#### Text provided
-*-
Linearization and stability of singular foliations

This is the topic that I want to talk about in the conference in honor of Alan Weinstein’s 70th birthday in EPFL (Lausanne) in July. This post is the place in keep the preparation for my talk.

A work of mine on the linearization of proper Lie groupoids was directly influenced by Alan (it was a conjecture of Alan that I proved, and the proof was also based on his idea of using averaging in the context of groupoids), that’s why I want to give this talk.

It is intended to be a survey talk, where I will present different geometric structures which give rise to singular foliations, inluding:

* functions (Bott-Morse)

* vector fields

* Lie algebra and Lie group actions

* integrable systems (commuting flows with sufficiently many first integrals)

* Lie groupoids and Lie algebroids

* integrable differential forms

* Nambu structures (= integrable multi-vector fields)

Then I’ll talk about linearization and stability/rigidity of these structures: results, tools, conjectures, difficulties, related things …

The above structures and the corresponding linearization problems are different, but share many common features & tools, including

* averaging method

* division theorems

* intrinsic symmetries can can be linearized (torus action, Levi decomposition …)

* deformation cohomology (related to formal linearization)

* holonomy & relation with the existence of 1st integrals

* stability à la Mather ?

* stability à la Reeb ?

* small divisor problems in some situations ?

New results that I would like to obtain for this occasion:

*Direct products:

Decomposition of singular foliations into (almost) direct product: what are the sufficient conditions ? Are direct products stable if every component is stable ?
-*-
#### Problems to solve
1/ Rewrite the part of the post on singular foliations starting with "This is the" and going on through "many first integrals)", with "survey" replaced by "overview".
2/ According to the post on singular foliations, which idea of Alan's was the proof of his conjecture on proper Lie groupoids based on?

#### Layout element entries
-*-
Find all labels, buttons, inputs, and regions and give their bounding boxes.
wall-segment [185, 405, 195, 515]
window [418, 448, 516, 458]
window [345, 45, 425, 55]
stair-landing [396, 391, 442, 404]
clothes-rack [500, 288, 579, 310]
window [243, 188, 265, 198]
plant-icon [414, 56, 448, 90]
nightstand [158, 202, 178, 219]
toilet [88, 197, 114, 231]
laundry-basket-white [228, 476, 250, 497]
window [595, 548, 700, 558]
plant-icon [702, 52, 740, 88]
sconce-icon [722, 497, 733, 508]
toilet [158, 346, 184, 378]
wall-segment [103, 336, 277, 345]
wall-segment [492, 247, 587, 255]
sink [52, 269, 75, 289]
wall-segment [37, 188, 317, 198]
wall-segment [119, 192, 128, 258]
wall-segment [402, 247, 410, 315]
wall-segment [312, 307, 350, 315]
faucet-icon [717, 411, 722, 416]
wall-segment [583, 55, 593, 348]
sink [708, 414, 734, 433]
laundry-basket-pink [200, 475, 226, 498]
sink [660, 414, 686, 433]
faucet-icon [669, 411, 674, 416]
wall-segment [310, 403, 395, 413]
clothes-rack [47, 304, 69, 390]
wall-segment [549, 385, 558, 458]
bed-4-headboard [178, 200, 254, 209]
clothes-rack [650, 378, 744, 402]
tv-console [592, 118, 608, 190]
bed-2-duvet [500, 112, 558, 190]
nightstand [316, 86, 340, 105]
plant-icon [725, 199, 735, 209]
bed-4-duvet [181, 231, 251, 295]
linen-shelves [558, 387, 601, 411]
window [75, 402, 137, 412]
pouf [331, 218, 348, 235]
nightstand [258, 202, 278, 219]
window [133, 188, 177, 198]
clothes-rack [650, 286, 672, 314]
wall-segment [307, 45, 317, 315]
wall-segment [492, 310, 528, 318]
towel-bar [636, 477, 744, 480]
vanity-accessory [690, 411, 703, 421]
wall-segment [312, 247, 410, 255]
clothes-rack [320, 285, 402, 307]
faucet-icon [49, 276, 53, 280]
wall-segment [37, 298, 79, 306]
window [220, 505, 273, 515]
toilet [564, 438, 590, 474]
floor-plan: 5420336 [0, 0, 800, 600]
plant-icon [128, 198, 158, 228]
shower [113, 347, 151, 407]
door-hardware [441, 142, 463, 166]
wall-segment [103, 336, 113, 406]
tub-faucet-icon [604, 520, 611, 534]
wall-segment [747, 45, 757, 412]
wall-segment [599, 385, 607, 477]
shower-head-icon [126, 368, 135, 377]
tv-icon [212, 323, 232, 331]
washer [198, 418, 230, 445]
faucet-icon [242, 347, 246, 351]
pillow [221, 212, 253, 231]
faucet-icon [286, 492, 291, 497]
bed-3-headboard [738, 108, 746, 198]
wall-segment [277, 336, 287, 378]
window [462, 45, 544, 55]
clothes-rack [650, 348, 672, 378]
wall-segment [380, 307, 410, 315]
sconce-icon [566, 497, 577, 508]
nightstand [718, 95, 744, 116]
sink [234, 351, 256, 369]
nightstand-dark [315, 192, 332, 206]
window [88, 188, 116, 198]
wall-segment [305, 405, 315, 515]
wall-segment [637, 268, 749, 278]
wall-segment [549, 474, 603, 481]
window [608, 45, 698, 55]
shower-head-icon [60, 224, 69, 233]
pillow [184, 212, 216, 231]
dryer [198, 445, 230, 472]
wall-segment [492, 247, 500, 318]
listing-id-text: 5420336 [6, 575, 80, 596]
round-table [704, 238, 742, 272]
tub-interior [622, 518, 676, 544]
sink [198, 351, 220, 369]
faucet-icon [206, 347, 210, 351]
-*-
#### Response list
1/
This is the topic that I want to talk about in the conference in honor of Alan Weinstein’s 70th birthday in EPFL (Lausanne) in July. This post is the place in keep the preparation for my talk.

A work of mine on the linearization of proper Lie groupoids was directly influenced by Alan (it was a conjecture of Alan that I proved, and the proof was also based on his idea of using averaging in the context of groupoids), that’s why I want to give this talk.

It is intended to be a overview talk, where I will present different geometric structures which give rise to singular foliations, inluding:

* functions (Bott-Morse)

* vector fields

* Lie algebra and Lie group actions

* integrable systems (commuting flows with sufficiently many first integrals)

2/ The idea of using averaging in the context of groupoids.